### [RECORDED DATA]

┌────────

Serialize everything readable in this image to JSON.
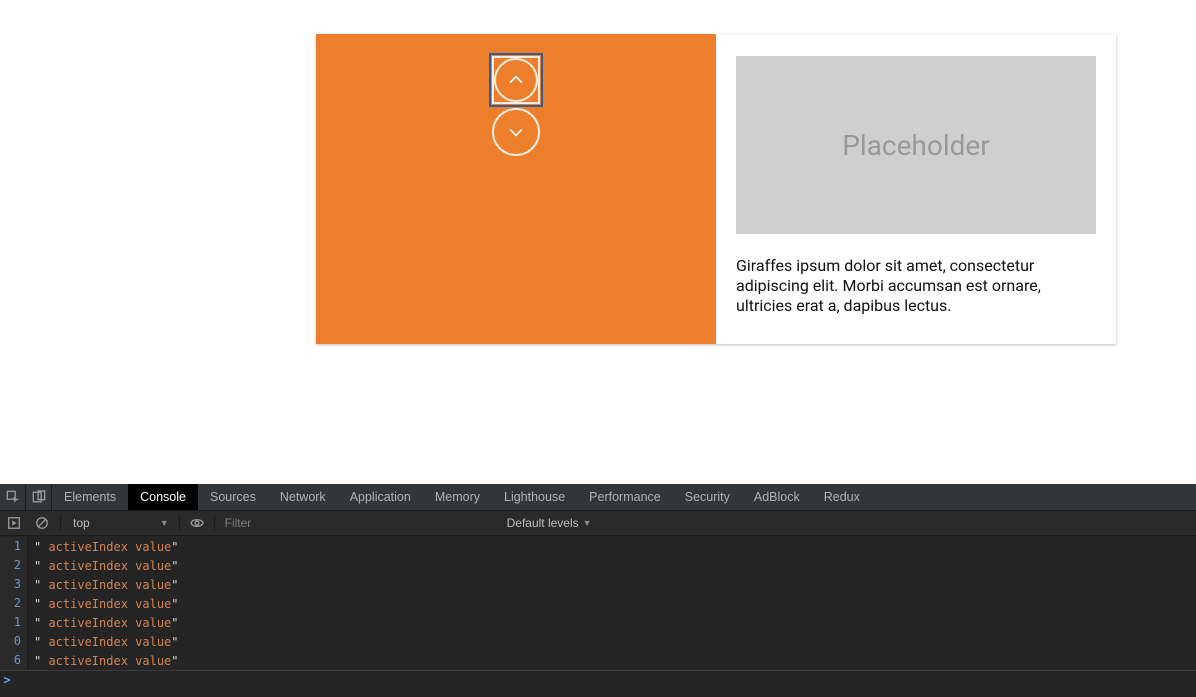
{
  "card": {
    "placeholder_label": "Placeholder",
    "body_text": "Giraffes ipsum dolor sit amet, consectetur adipiscing elit. Morbi accumsan est ornare, ultricies erat a, dapibus lectus.",
    "accent_color": "#ed7f2c"
  },
  "devtools": {
    "tabs": [
      "Elements",
      "Console",
      "Sources",
      "Network",
      "Application",
      "Memory",
      "Lighthouse",
      "Performance",
      "Security",
      "AdBlock",
      "Redux"
    ],
    "active_tab": "Console",
    "context": "top",
    "filter_placeholder": "Filter",
    "levels_label": "Default levels",
    "log": [
      {
        "n": 1,
        "msg": " activeIndex value"
      },
      {
        "n": 2,
        "msg": " activeIndex value"
      },
      {
        "n": 3,
        "msg": " activeIndex value"
      },
      {
        "n": 2,
        "msg": " activeIndex value"
      },
      {
        "n": 1,
        "msg": " activeIndex value"
      },
      {
        "n": 0,
        "msg": " activeIndex value"
      },
      {
        "n": 6,
        "msg": " activeIndex value"
      }
    ]
  }
}
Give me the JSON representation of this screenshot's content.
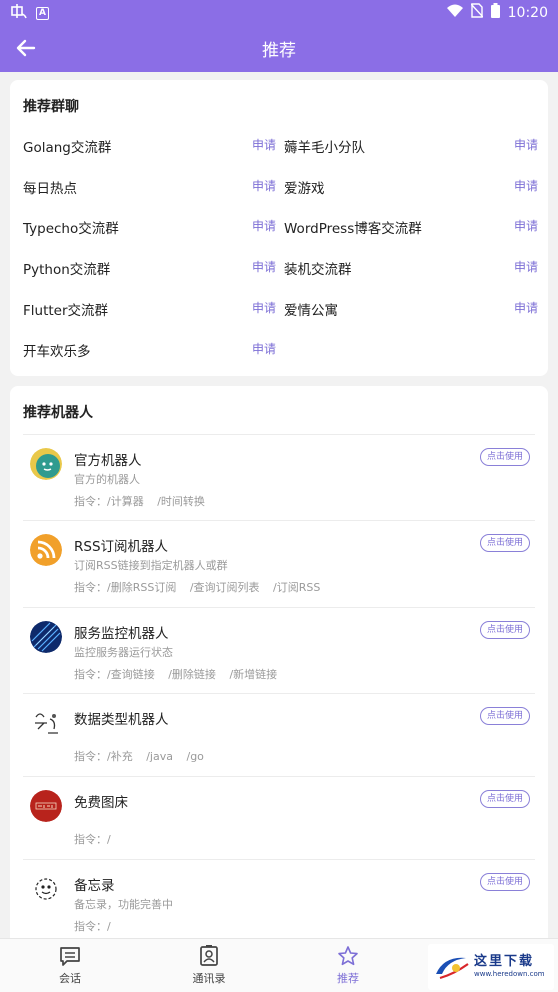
{
  "status_bar": {
    "time": "10:20",
    "a_badge": "A"
  },
  "header": {
    "title": "推荐"
  },
  "groups_section": {
    "title": "推荐群聊",
    "apply_label": "申请",
    "groups": [
      {
        "name": "Golang交流群"
      },
      {
        "name": "薅羊毛小分队"
      },
      {
        "name": "每日热点"
      },
      {
        "name": "爱游戏"
      },
      {
        "name": "Typecho交流群"
      },
      {
        "name": "WordPress博客交流群"
      },
      {
        "name": "Python交流群"
      },
      {
        "name": "装机交流群"
      },
      {
        "name": "Flutter交流群"
      },
      {
        "name": "爱情公寓"
      },
      {
        "name": "开车欢乐多"
      }
    ]
  },
  "bots_section": {
    "title": "推荐机器人",
    "use_label": "点击使用",
    "bots": [
      {
        "name": "官方机器人",
        "desc": "官方的机器人",
        "commands": [
          "指令：/计算器",
          "/时间转换"
        ]
      },
      {
        "name": "RSS订阅机器人",
        "desc": "订阅RSS链接到指定机器人或群",
        "commands": [
          "指令：/删除RSS订阅",
          "/查询订阅列表",
          "/订阅RSS"
        ]
      },
      {
        "name": "服务监控机器人",
        "desc": "监控服务器运行状态",
        "commands": [
          "指令：/查询链接",
          "/删除链接",
          "/新增链接"
        ]
      },
      {
        "name": "数据类型机器人",
        "desc": "",
        "commands": [
          "指令：/补充",
          "/java",
          "/go"
        ]
      },
      {
        "name": "免费图床",
        "desc": "",
        "commands": [
          "指令：/"
        ]
      },
      {
        "name": "备忘录",
        "desc": "备忘录，功能完善中",
        "commands": [
          "指令：/"
        ]
      }
    ]
  },
  "bottom_nav": {
    "items": [
      {
        "label": "会话",
        "icon": "chat-icon"
      },
      {
        "label": "通讯录",
        "icon": "contacts-icon"
      },
      {
        "label": "推荐",
        "icon": "star-icon"
      }
    ]
  },
  "watermark": {
    "text": "这里下载",
    "url": "www.heredown.com"
  },
  "colors": {
    "primary": "#8b6ee6",
    "accent_text": "#7d6fd6"
  }
}
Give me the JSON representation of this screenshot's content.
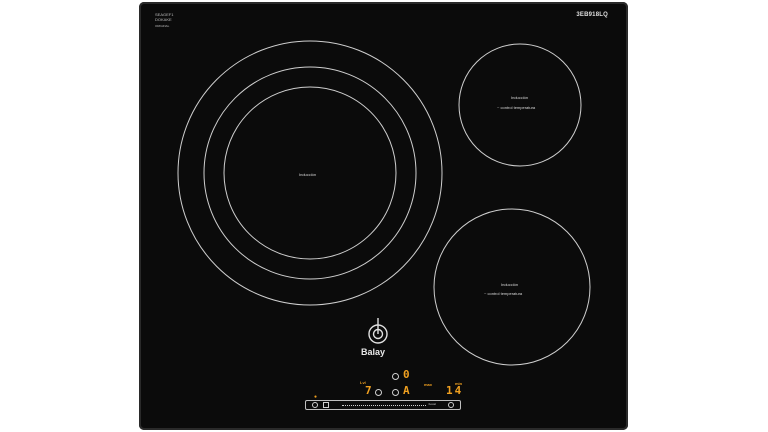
{
  "hob": {
    "model": "3EB918LQ",
    "certification": [
      "SEAGEF1",
      "DOKAKE",
      "ORIGINAL"
    ],
    "brand": "Balay",
    "zones": [
      {
        "label": "Inducción",
        "sublabel": ""
      },
      {
        "label": "Inducción",
        "sublabel": "control temperatura"
      },
      {
        "label": "Inducción",
        "sublabel": "control temperatura"
      }
    ],
    "controls": {
      "display_top": "0",
      "display_left": "7",
      "display_mid": "A",
      "display_right": "14",
      "label_left": "Lvl",
      "label_mid": "max",
      "label_right": "min",
      "boost_label": "boost"
    },
    "colors": {
      "glass": "#0b0b0b",
      "ring": "#cfcfcf",
      "display": "#f0a020"
    }
  }
}
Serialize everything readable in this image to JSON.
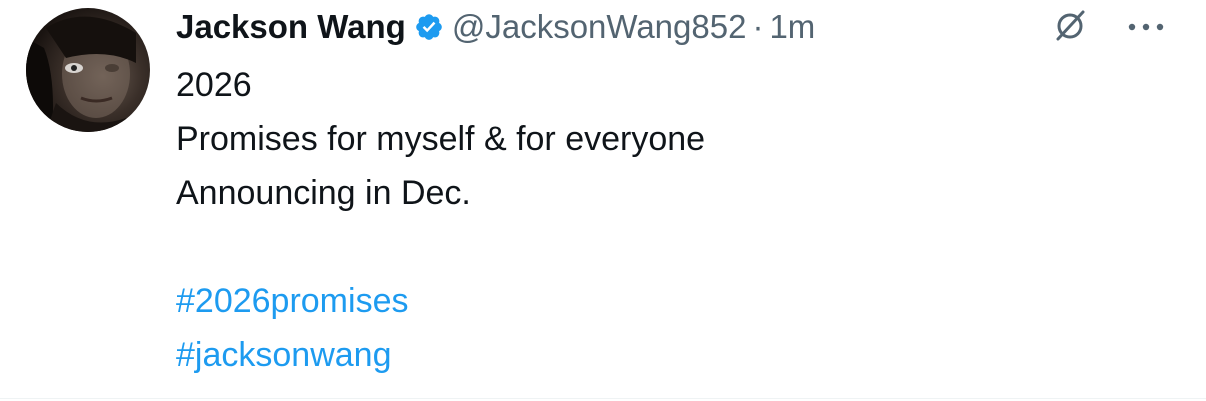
{
  "tweet": {
    "author": {
      "display_name": "Jackson Wang",
      "handle": "@JacksonWang852",
      "verified": true,
      "verified_icon": "verified-badge-icon",
      "verified_color": "#1d9bf0"
    },
    "separator": "·",
    "timestamp": "1m",
    "text_lines": [
      "2026",
      "Promises for myself & for everyone",
      "Announcing in Dec."
    ],
    "hashtags": [
      "#2026promises",
      "#jacksonwang"
    ],
    "actions": {
      "grok_icon": "grok-icon",
      "more_icon": "more-options-icon"
    },
    "colors": {
      "text": "#0f1419",
      "secondary": "#536471",
      "link": "#1d9bf0"
    }
  }
}
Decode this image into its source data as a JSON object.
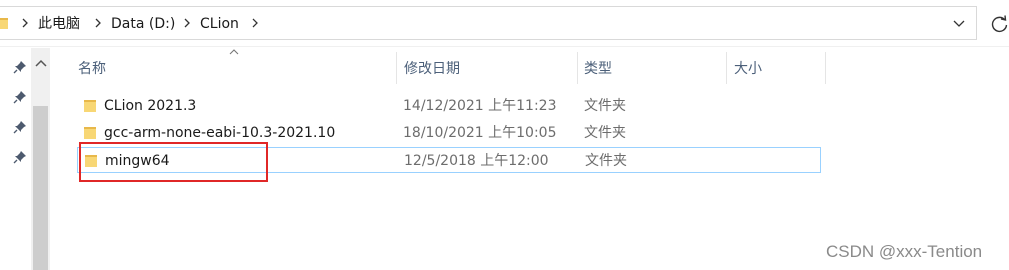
{
  "address_bar": {
    "crumbs": [
      "此电脑",
      "Data (D:)",
      "CLion"
    ]
  },
  "columns": {
    "name": "名称",
    "date": "修改日期",
    "type": "类型",
    "size": "大小"
  },
  "files": [
    {
      "name": "CLion 2021.3",
      "date": "14/12/2021 上午11:23",
      "type": "文件夹",
      "icon": "folder-icon"
    },
    {
      "name": "gcc-arm-none-eabi-10.3-2021.10",
      "date": "18/10/2021 上午10:05",
      "type": "文件夹",
      "icon": "folder-icon"
    },
    {
      "name": "mingw64",
      "date": "12/5/2018 上午12:00",
      "type": "文件夹",
      "icon": "folder-icon",
      "selected": true
    }
  ],
  "watermark": "CSDN @xxx-Tention",
  "colors": {
    "folder": "#f8d775",
    "selection_border": "#99d1ff",
    "highlight": "#e02727"
  }
}
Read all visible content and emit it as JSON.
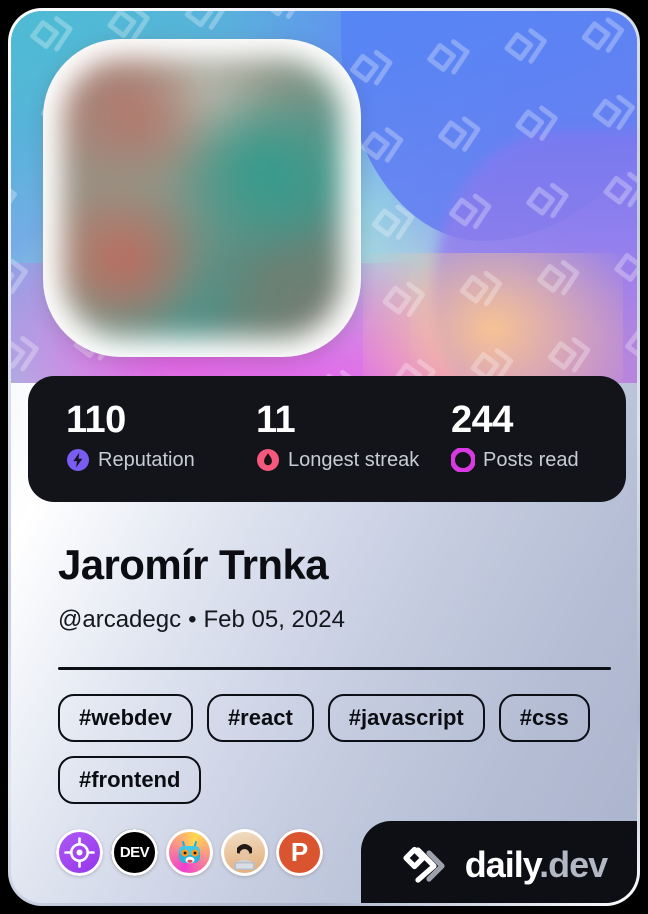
{
  "card": {
    "cover": {
      "pattern_icon": "daily-dev-chevron-watermark",
      "avatar_alt": "Profile picture"
    },
    "stats": [
      {
        "value": "110",
        "label": "Reputation",
        "icon": "reputation-bolt-icon",
        "color": "#7b5cf0"
      },
      {
        "value": "11",
        "label": "Longest streak",
        "icon": "streak-flame-icon",
        "color": "#f4597d"
      },
      {
        "value": "244",
        "label": "Posts read",
        "icon": "posts-read-ring-icon",
        "color": "#d839e0"
      }
    ],
    "profile": {
      "name": "Jaromír Trnka",
      "handle": "@arcadegc",
      "separator": "•",
      "joined_date": "Feb 05, 2024"
    },
    "tags": [
      "#webdev",
      "#react",
      "#javascript",
      "#css",
      "#frontend"
    ],
    "badges": [
      {
        "name": "target-crosshair-badge",
        "color": "#a855f7"
      },
      {
        "name": "dev-to-badge",
        "color": "#000000",
        "text": "DEV"
      },
      {
        "name": "robot-avatar-badge",
        "color": "#e63bd0"
      },
      {
        "name": "devsquad-avatar-badge",
        "color": "#e8b98a"
      },
      {
        "name": "product-hunt-badge",
        "color": "#da552f",
        "text": "P"
      }
    ],
    "footer": {
      "logo_mark": "daily-dev-logo-mark",
      "brand": "daily",
      "brand_suffix": ".dev"
    }
  }
}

└────────

### [PROBLEM DETAILS]
Repeat the lines above exactly, and keep every picture out.

### [COMPLETE OUTPUT]
Serialize everything readable in this image to JSON.
{
  "card": {
    "placeholder_label": "Placeholder",
    "body_text": "Giraffes ipsum dolor sit amet, consectetur adipiscing elit. Morbi accumsan est ornare, ultricies erat a, dapibus lectus.",
    "accent_color": "#ed7f2c"
  },
  "devtools": {
    "tabs": [
      "Elements",
      "Console",
      "Sources",
      "Network",
      "Application",
      "Memory",
      "Lighthouse",
      "Performance",
      "Security",
      "AdBlock",
      "Redux"
    ],
    "active_tab": "Console",
    "context": "top",
    "filter_placeholder": "Filter",
    "levels_label": "Default levels",
    "log": [
      {
        "n": 1,
        "msg": " activeIndex value"
      },
      {
        "n": 2,
        "msg": " activeIndex value"
      },
      {
        "n": 3,
        "msg": " activeIndex value"
      },
      {
        "n": 2,
        "msg": " activeIndex value"
      },
      {
        "n": 1,
        "msg": " activeIndex value"
      },
      {
        "n": 0,
        "msg": " activeIndex value"
      },
      {
        "n": 6,
        "msg": " activeIndex value"
      }
    ]
  }
}
Give me the JSON representation of this screenshot's content.
{
  "status_bar": {
    "time": "10:20",
    "a_badge": "A"
  },
  "header": {
    "title": "推荐"
  },
  "groups_section": {
    "title": "推荐群聊",
    "apply_label": "申请",
    "groups": [
      {
        "name": "Golang交流群"
      },
      {
        "name": "薅羊毛小分队"
      },
      {
        "name": "每日热点"
      },
      {
        "name": "爱游戏"
      },
      {
        "name": "Typecho交流群"
      },
      {
        "name": "WordPress博客交流群"
      },
      {
        "name": "Python交流群"
      },
      {
        "name": "装机交流群"
      },
      {
        "name": "Flutter交流群"
      },
      {
        "name": "爱情公寓"
      },
      {
        "name": "开车欢乐多"
      }
    ]
  },
  "bots_section": {
    "title": "推荐机器人",
    "use_label": "点击使用",
    "bots": [
      {
        "name": "官方机器人",
        "desc": "官方的机器人",
        "commands": [
          "指令：/计算器",
          "/时间转换"
        ]
      },
      {
        "name": "RSS订阅机器人",
        "desc": "订阅RSS链接到指定机器人或群",
        "commands": [
          "指令：/删除RSS订阅",
          "/查询订阅列表",
          "/订阅RSS"
        ]
      },
      {
        "name": "服务监控机器人",
        "desc": "监控服务器运行状态",
        "commands": [
          "指令：/查询链接",
          "/删除链接",
          "/新增链接"
        ]
      },
      {
        "name": "数据类型机器人",
        "desc": "",
        "commands": [
          "指令：/补充",
          "/java",
          "/go"
        ]
      },
      {
        "name": "免费图床",
        "desc": "",
        "commands": [
          "指令：/"
        ]
      },
      {
        "name": "备忘录",
        "desc": "备忘录，功能完善中",
        "commands": [
          "指令：/"
        ]
      }
    ]
  },
  "bottom_nav": {
    "items": [
      {
        "label": "会话",
        "icon": "chat-icon"
      },
      {
        "label": "通讯录",
        "icon": "contacts-icon"
      },
      {
        "label": "推荐",
        "icon": "star-icon"
      }
    ]
  },
  "watermark": {
    "text": "这里下载",
    "url": "www.heredown.com"
  },
  "colors": {
    "primary": "#8b6ee6",
    "accent_text": "#7d6fd6"
  }
}
Give me the JSON representation of this screenshot's content.
{
  "hob": {
    "model": "3EB918LQ",
    "certification": [
      "SEAGEF1",
      "DOKAKE",
      "ORIGINAL"
    ],
    "brand": "Balay",
    "zones": [
      {
        "label": "Inducción",
        "sublabel": ""
      },
      {
        "label": "Inducción",
        "sublabel": "control temperatura"
      },
      {
        "label": "Inducción",
        "sublabel": "control temperatura"
      }
    ],
    "controls": {
      "display_top": "0",
      "display_left": "7",
      "display_mid": "A",
      "display_right": "14",
      "label_left": "Lvl",
      "label_mid": "max",
      "label_right": "min",
      "boost_label": "boost"
    },
    "colors": {
      "glass": "#0b0b0b",
      "ring": "#cfcfcf",
      "display": "#f0a020"
    }
  }
}
Serialize everything readable in this image to JSON.
{
  "tweet": {
    "author": {
      "display_name": "Jackson Wang",
      "handle": "@JacksonWang852",
      "verified": true,
      "verified_icon": "verified-badge-icon",
      "verified_color": "#1d9bf0"
    },
    "separator": "·",
    "timestamp": "1m",
    "text_lines": [
      "2026",
      "Promises for myself & for everyone",
      "Announcing in Dec."
    ],
    "hashtags": [
      "#2026promises",
      "#jacksonwang"
    ],
    "actions": {
      "grok_icon": "grok-icon",
      "more_icon": "more-options-icon"
    },
    "colors": {
      "text": "#0f1419",
      "secondary": "#536471",
      "link": "#1d9bf0"
    }
  }
}
Decode this image into its source data as a JSON object.
{
  "address_bar": {
    "crumbs": [
      "此电脑",
      "Data (D:)",
      "CLion"
    ]
  },
  "columns": {
    "name": "名称",
    "date": "修改日期",
    "type": "类型",
    "size": "大小"
  },
  "files": [
    {
      "name": "CLion 2021.3",
      "date": "14/12/2021 上午11:23",
      "type": "文件夹",
      "icon": "folder-icon"
    },
    {
      "name": "gcc-arm-none-eabi-10.3-2021.10",
      "date": "18/10/2021 上午10:05",
      "type": "文件夹",
      "icon": "folder-icon"
    },
    {
      "name": "mingw64",
      "date": "12/5/2018 上午12:00",
      "type": "文件夹",
      "icon": "folder-icon",
      "selected": true
    }
  ],
  "watermark": "CSDN @xxx-Tention",
  "colors": {
    "folder": "#f8d775",
    "selection_border": "#99d1ff",
    "highlight": "#e02727"
  }
}
Read all visible content and emit it as JSON.
{
  "card": {
    "cover": {
      "pattern_icon": "daily-dev-chevron-watermark",
      "avatar_alt": "Profile picture"
    },
    "stats": [
      {
        "value": "110",
        "label": "Reputation",
        "icon": "reputation-bolt-icon",
        "color": "#7b5cf0"
      },
      {
        "value": "11",
        "label": "Longest streak",
        "icon": "streak-flame-icon",
        "color": "#f4597d"
      },
      {
        "value": "244",
        "label": "Posts read",
        "icon": "posts-read-ring-icon",
        "color": "#d839e0"
      }
    ],
    "profile": {
      "name": "Jaromír Trnka",
      "handle": "@arcadegc",
      "separator": "•",
      "joined_date": "Feb 05, 2024"
    },
    "tags": [
      "#webdev",
      "#react",
      "#javascript",
      "#css",
      "#frontend"
    ],
    "badges": [
      {
        "name": "target-crosshair-badge",
        "color": "#a855f7"
      },
      {
        "name": "dev-to-badge",
        "color": "#000000",
        "text": "DEV"
      },
      {
        "name": "robot-avatar-badge",
        "color": "#e63bd0"
      },
      {
        "name": "devsquad-avatar-badge",
        "color": "#e8b98a"
      },
      {
        "name": "product-hunt-badge",
        "color": "#da552f",
        "text": "P"
      }
    ],
    "footer": {
      "logo_mark": "daily-dev-logo-mark",
      "brand": "daily",
      "brand_suffix": ".dev"
    }
  }
}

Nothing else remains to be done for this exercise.